- Exercise description
Check each line of the listing for the word "一岗双责" and report how many lines contain it, giving nothing but the number.

Collected data entries:
━━━━━━━━

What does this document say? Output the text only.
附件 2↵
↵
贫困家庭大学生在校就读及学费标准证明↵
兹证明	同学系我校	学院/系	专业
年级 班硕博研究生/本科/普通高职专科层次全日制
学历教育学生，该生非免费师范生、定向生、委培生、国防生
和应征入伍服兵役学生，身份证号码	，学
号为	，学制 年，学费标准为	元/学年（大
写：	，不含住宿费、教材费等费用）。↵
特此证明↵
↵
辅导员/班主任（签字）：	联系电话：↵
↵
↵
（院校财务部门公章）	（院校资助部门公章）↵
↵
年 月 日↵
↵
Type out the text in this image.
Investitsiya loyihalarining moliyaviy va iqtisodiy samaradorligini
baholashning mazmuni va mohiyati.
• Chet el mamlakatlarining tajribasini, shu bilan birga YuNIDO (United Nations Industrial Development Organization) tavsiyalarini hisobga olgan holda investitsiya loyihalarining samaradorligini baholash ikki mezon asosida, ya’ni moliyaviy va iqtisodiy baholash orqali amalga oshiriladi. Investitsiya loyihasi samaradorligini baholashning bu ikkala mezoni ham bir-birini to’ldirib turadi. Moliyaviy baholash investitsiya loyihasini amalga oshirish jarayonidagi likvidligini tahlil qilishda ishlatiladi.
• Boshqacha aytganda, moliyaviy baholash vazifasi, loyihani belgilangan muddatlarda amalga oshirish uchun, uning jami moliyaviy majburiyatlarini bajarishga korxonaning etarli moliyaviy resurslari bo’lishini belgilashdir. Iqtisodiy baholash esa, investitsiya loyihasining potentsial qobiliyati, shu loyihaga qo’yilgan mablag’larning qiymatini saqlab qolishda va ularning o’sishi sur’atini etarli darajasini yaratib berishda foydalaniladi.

━━━━━━━━

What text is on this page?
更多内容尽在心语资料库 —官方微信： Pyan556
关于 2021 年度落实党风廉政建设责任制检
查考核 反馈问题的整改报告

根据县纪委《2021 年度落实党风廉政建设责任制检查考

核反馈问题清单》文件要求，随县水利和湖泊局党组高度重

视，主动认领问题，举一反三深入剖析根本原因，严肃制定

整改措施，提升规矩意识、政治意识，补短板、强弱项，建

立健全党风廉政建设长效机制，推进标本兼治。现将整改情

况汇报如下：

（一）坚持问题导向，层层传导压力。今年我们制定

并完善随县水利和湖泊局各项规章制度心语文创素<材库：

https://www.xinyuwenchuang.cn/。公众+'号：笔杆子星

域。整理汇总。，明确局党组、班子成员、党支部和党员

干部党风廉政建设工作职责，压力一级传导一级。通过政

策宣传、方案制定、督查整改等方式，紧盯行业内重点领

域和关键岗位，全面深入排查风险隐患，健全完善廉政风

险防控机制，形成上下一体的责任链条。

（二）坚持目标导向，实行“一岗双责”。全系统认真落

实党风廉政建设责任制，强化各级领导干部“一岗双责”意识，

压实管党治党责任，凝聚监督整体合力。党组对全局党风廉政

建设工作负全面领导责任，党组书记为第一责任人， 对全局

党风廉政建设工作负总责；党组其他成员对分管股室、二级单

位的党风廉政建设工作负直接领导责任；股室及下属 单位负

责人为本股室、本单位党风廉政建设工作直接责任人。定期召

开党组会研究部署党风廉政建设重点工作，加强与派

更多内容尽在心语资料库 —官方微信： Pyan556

━━━━━━━━

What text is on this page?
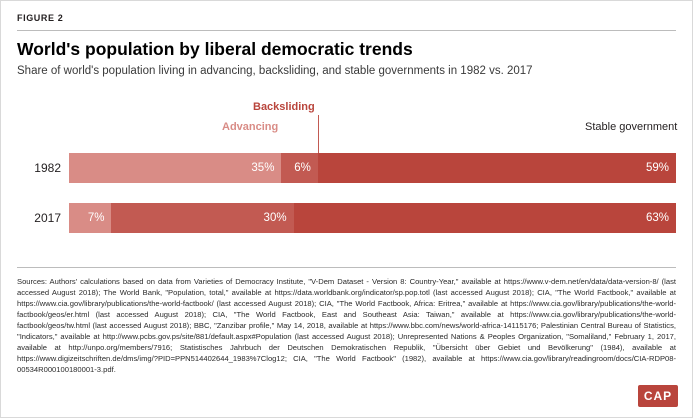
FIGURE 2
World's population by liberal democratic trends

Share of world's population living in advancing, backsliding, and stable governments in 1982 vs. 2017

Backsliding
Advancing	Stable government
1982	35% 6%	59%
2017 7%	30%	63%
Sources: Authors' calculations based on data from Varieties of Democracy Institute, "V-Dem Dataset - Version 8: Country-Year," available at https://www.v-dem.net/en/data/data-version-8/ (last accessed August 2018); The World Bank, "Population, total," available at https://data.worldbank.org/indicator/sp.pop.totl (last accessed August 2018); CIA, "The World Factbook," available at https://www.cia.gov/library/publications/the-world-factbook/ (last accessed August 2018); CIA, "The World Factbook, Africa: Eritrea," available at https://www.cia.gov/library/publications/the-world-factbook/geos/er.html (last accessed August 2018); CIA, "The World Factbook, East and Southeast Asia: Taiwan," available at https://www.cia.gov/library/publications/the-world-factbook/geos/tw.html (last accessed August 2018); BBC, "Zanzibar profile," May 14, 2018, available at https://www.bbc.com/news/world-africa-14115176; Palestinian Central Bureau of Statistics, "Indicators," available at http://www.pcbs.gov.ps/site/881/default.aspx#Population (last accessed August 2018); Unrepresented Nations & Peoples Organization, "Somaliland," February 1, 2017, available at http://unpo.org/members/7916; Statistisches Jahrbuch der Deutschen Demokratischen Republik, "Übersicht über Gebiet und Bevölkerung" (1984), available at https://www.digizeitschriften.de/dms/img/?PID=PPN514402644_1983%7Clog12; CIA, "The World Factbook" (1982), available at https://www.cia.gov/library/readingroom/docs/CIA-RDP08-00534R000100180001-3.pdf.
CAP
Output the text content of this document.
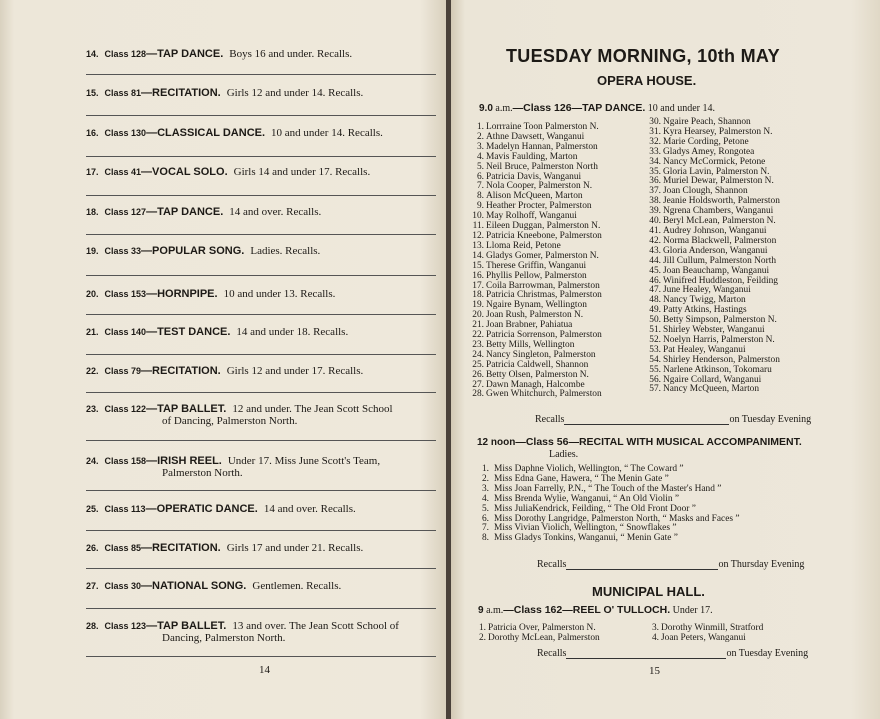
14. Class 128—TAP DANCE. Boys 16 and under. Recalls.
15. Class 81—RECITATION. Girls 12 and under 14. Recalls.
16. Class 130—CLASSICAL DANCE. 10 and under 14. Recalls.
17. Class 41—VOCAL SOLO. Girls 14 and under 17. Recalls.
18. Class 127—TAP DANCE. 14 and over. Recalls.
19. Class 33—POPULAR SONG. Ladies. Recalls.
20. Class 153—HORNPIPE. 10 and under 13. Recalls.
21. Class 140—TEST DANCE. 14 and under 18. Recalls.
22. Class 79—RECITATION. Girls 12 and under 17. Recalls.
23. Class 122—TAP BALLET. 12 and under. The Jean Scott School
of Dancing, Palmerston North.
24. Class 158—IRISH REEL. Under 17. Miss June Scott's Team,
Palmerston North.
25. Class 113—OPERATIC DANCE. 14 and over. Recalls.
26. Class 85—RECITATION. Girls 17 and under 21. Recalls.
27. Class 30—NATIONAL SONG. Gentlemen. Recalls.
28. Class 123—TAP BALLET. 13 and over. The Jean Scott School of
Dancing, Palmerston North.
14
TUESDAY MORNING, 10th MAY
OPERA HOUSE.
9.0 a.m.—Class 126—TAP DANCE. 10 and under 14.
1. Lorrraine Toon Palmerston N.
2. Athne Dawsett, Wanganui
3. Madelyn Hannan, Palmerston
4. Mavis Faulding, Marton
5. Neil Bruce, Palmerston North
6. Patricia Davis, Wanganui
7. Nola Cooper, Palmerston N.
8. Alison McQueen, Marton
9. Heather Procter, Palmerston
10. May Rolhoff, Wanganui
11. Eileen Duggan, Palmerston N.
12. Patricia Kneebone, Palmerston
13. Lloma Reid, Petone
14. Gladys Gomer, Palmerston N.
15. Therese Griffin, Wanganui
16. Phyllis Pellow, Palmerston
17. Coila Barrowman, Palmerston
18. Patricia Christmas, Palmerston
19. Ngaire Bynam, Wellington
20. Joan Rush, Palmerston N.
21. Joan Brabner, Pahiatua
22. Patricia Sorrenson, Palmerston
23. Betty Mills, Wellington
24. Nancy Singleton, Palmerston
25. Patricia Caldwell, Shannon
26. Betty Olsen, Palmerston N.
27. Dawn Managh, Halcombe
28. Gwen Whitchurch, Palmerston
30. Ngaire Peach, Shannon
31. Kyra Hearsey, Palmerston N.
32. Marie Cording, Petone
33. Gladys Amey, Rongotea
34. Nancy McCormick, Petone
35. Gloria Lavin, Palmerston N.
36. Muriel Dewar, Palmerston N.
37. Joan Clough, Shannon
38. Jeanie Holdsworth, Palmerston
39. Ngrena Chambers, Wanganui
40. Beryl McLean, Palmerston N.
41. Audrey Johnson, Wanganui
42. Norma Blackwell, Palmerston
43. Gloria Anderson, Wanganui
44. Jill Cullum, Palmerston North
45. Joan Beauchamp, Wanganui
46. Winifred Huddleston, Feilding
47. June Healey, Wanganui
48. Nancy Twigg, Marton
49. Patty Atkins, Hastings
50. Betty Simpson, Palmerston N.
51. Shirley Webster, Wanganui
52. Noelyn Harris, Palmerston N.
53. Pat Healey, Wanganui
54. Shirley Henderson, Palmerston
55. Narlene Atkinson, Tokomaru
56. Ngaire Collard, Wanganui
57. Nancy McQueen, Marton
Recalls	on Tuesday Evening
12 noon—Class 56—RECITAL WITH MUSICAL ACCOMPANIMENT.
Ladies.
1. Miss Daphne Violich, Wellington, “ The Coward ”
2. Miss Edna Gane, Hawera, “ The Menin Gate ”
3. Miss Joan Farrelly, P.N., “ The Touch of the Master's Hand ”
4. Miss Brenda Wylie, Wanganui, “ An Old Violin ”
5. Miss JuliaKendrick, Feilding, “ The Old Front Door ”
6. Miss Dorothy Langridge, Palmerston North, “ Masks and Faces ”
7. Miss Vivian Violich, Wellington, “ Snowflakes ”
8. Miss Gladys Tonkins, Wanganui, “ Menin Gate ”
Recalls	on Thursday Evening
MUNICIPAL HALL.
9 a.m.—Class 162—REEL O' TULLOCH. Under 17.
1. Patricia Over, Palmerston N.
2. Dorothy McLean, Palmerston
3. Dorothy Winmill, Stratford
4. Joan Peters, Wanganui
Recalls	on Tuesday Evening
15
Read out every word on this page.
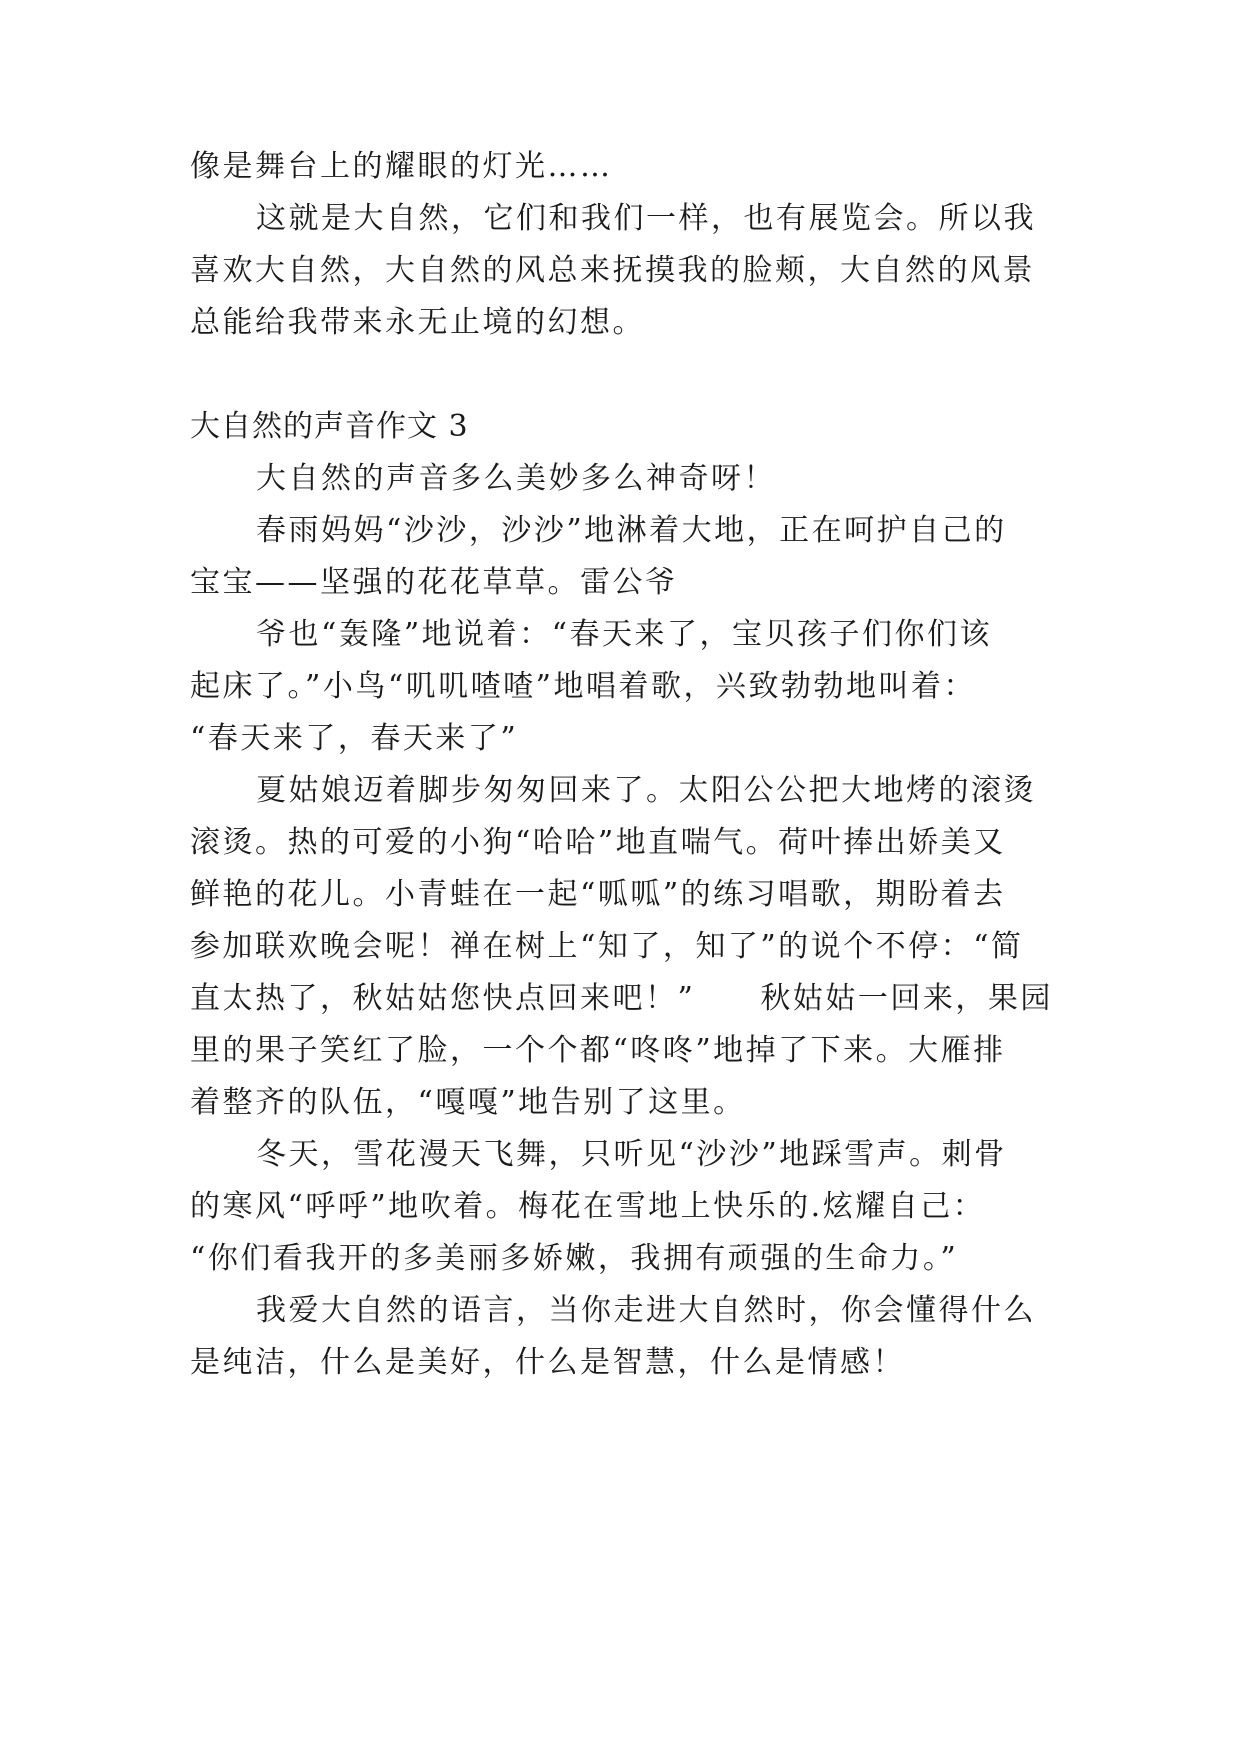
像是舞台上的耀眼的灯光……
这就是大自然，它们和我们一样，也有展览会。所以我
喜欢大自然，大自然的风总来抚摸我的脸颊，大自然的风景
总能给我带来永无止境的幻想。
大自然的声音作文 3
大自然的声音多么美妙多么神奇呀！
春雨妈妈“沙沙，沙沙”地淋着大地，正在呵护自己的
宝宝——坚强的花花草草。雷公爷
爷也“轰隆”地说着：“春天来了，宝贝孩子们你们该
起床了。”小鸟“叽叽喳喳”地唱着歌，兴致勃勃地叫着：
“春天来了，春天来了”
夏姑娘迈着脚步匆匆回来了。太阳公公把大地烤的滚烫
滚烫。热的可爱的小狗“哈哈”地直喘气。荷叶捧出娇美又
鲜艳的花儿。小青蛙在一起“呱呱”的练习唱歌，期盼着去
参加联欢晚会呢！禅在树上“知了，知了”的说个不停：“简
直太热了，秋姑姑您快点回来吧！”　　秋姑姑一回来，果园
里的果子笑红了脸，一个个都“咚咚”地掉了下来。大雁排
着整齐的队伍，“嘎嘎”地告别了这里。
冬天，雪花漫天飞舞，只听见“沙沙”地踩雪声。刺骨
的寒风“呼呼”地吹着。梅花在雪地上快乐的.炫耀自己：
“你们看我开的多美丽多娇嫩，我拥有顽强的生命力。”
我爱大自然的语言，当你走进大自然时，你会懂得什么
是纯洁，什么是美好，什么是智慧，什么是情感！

━━━━━━━━

- Problem solution
2